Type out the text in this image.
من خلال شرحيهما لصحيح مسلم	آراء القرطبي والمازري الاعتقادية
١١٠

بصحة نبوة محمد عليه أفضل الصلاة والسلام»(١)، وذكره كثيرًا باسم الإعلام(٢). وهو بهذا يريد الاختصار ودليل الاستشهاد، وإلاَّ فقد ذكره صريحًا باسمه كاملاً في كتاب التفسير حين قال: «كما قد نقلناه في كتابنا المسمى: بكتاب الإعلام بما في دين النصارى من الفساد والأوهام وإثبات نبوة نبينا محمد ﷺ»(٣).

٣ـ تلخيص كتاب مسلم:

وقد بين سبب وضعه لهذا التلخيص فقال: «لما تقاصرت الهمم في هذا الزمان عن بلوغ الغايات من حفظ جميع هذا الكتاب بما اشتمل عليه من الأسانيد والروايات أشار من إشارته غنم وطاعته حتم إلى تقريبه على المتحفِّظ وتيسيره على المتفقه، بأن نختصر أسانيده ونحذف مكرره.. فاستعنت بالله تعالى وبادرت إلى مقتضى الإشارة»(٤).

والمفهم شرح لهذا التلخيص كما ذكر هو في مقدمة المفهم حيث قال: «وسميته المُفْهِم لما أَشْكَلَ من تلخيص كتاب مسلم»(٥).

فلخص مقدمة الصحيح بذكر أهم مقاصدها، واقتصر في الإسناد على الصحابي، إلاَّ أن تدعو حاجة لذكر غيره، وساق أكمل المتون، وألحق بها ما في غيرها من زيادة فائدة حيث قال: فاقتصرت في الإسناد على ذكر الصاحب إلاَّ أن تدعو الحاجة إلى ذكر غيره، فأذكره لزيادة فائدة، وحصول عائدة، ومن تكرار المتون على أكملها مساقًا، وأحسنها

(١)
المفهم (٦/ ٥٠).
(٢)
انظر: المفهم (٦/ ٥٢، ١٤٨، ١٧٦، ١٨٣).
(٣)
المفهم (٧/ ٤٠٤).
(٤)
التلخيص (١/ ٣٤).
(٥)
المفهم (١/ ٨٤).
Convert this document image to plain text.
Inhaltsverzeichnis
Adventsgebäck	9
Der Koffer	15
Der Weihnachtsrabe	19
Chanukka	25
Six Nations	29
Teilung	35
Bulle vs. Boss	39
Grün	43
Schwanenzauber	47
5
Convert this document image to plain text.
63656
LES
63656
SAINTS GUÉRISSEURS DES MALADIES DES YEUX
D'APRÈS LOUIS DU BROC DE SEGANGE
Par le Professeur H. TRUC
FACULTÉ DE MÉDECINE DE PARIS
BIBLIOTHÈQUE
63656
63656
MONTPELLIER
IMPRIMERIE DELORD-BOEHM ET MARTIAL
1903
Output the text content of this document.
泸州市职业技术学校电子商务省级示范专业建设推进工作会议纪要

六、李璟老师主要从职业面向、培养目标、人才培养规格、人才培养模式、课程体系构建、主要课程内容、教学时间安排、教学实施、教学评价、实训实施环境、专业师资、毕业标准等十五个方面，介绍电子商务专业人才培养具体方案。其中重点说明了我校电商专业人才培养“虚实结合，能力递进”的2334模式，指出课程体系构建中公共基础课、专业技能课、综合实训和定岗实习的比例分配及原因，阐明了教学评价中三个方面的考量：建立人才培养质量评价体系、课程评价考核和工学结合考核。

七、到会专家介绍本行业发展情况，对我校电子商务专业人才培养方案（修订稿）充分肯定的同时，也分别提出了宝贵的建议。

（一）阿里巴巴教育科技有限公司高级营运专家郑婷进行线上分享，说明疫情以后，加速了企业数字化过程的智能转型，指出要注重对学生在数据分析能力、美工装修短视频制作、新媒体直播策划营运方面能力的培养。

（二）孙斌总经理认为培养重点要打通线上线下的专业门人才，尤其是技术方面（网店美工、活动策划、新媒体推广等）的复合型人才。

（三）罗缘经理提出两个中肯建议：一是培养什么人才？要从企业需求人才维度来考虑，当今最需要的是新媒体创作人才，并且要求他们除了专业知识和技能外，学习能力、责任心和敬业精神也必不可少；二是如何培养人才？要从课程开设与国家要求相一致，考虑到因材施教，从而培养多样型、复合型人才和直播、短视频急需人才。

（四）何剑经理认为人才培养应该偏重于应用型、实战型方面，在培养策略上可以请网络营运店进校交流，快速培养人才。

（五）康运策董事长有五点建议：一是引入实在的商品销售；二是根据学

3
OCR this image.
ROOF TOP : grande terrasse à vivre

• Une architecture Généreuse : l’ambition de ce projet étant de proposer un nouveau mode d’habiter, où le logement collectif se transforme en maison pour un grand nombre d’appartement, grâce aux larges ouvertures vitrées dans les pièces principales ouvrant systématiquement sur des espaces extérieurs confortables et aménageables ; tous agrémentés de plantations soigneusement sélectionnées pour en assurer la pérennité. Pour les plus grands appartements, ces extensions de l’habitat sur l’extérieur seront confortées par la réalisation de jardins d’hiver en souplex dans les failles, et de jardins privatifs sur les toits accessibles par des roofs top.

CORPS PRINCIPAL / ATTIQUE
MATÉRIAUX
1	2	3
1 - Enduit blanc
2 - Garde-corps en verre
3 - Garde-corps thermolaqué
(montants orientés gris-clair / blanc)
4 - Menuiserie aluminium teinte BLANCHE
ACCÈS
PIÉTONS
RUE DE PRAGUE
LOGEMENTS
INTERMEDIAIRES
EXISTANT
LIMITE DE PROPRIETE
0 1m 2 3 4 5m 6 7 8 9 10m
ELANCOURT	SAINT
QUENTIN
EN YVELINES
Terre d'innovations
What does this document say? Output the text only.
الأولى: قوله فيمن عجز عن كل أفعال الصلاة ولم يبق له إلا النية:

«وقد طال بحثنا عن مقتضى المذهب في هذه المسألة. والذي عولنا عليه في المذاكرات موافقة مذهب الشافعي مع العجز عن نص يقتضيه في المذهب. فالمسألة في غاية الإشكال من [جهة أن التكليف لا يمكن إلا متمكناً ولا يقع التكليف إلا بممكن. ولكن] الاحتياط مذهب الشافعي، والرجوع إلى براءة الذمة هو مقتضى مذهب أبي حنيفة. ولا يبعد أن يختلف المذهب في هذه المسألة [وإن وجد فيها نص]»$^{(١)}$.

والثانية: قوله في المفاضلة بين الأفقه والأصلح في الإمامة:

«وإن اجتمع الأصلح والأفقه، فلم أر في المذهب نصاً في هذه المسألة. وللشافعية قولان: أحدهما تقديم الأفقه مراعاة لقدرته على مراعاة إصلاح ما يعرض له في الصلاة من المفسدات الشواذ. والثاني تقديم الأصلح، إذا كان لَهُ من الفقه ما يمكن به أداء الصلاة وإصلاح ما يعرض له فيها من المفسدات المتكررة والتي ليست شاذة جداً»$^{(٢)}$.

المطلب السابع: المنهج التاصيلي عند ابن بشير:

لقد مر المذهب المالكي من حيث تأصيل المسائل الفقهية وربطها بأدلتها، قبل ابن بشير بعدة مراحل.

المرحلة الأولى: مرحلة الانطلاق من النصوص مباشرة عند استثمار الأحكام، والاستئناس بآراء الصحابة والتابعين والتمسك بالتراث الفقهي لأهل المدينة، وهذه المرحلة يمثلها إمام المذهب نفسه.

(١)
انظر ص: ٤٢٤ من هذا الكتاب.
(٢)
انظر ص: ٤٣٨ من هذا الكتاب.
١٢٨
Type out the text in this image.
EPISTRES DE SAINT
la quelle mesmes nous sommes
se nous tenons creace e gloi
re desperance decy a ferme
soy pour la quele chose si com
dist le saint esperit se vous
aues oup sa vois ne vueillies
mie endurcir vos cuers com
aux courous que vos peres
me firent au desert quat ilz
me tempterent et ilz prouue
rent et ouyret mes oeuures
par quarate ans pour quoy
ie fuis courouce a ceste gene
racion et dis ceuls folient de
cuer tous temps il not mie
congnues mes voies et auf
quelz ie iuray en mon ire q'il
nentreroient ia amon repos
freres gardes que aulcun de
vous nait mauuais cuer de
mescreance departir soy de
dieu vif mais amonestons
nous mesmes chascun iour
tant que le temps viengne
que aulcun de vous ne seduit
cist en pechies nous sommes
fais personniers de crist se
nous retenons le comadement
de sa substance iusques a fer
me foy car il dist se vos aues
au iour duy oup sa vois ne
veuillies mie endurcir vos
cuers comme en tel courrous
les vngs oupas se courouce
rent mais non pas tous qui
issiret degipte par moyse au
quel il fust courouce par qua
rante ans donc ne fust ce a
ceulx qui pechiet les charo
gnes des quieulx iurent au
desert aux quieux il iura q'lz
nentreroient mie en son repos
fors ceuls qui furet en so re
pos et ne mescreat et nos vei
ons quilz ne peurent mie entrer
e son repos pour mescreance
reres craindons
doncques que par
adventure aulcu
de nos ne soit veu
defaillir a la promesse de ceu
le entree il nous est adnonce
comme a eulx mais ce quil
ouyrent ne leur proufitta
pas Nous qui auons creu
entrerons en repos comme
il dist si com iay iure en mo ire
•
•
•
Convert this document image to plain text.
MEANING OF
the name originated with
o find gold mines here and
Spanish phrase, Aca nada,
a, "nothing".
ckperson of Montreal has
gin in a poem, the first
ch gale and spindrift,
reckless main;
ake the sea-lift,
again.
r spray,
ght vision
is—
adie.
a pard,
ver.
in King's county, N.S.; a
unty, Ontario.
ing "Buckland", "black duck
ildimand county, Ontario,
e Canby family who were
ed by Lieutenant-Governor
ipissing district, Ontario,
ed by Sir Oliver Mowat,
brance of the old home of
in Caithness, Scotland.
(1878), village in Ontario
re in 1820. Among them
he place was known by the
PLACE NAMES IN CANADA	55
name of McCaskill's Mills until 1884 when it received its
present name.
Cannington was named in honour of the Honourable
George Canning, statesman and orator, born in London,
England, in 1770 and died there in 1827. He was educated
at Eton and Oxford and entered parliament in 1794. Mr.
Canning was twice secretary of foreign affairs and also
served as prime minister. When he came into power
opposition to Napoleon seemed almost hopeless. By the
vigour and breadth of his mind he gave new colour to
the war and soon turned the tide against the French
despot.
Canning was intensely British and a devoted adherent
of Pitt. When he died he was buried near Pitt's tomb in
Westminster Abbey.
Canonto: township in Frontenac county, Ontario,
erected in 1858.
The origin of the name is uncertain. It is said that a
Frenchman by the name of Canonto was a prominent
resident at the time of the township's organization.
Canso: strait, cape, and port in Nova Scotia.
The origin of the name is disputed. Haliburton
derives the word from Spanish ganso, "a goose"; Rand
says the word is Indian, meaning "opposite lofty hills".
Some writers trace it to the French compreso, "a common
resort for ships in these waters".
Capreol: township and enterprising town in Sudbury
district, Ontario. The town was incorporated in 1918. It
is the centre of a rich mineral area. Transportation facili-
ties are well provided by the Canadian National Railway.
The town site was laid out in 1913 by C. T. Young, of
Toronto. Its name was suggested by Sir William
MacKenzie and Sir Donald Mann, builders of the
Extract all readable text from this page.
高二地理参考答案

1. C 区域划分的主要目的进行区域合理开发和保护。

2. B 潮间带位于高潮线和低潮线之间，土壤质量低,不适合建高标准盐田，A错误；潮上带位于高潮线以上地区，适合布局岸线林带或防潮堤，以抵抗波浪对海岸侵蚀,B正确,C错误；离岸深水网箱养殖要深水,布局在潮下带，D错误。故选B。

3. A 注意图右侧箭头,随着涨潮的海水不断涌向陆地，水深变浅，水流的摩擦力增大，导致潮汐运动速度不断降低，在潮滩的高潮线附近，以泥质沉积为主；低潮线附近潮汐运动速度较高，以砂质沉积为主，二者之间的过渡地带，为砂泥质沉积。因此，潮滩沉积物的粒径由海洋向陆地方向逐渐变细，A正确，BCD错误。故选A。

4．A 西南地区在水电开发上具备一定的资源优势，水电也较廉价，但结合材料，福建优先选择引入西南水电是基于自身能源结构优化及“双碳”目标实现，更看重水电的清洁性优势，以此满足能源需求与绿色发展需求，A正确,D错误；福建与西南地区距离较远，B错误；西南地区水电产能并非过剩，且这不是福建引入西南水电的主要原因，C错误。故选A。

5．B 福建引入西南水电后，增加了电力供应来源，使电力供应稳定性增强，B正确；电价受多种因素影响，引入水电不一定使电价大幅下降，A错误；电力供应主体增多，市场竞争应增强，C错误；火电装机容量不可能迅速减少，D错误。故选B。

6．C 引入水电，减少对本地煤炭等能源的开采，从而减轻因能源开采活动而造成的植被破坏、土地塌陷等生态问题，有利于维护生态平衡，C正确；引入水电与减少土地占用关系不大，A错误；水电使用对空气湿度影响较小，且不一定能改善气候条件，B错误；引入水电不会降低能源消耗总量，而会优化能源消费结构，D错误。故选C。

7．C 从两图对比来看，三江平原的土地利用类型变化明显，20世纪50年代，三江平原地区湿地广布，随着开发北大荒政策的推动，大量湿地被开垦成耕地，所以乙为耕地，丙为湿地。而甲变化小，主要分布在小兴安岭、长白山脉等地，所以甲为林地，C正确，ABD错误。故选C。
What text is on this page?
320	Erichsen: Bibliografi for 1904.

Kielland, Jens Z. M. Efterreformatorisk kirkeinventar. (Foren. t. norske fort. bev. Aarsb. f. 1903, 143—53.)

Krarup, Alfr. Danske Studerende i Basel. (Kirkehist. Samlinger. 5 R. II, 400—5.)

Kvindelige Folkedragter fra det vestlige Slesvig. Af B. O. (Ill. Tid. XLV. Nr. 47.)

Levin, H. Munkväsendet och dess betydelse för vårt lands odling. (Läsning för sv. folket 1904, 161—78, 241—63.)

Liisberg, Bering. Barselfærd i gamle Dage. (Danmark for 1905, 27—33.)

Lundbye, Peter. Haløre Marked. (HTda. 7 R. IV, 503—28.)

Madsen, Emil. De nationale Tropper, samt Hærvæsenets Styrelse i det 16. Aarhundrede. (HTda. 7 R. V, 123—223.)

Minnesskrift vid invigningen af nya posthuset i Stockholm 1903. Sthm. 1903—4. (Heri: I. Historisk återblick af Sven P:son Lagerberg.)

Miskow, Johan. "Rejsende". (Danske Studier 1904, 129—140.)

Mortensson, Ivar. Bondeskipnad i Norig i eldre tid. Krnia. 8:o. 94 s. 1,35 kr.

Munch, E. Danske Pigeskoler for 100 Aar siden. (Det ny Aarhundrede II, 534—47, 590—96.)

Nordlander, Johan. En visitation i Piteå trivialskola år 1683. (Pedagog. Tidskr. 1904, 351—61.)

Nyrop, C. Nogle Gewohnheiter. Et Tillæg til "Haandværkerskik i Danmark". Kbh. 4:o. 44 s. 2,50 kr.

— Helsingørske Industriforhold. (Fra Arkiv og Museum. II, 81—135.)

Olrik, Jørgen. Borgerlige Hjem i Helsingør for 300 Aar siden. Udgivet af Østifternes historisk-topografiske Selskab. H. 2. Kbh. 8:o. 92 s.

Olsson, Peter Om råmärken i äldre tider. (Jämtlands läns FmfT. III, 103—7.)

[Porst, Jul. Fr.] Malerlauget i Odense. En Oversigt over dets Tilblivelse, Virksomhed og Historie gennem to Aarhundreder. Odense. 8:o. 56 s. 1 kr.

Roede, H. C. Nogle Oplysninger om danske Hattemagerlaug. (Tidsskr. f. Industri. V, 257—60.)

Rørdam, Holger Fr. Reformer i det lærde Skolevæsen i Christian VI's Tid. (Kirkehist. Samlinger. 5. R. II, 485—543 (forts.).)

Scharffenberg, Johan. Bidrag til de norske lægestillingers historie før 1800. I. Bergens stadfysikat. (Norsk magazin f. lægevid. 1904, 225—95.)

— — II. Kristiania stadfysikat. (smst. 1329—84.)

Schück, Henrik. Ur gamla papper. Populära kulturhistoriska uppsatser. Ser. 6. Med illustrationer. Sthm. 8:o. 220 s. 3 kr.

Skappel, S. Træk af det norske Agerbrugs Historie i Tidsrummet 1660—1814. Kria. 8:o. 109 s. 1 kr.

- **WORK TO COMPLETE**:
Pull every line containing "Kirkehist" from the material above.

- **WRITTEN RESPONSE**:
Krarup, Alfr. Danske Studerende i Basel. (Kirkehist. Samlinger. 5 R. II, 400—5.)
Rørdam, Holger Fr. Reformer i det lærde Skolevæsen i Christian VI's Tid. (Kirkehist. Samlinger. 5. R. II, 485—543 (forts.).)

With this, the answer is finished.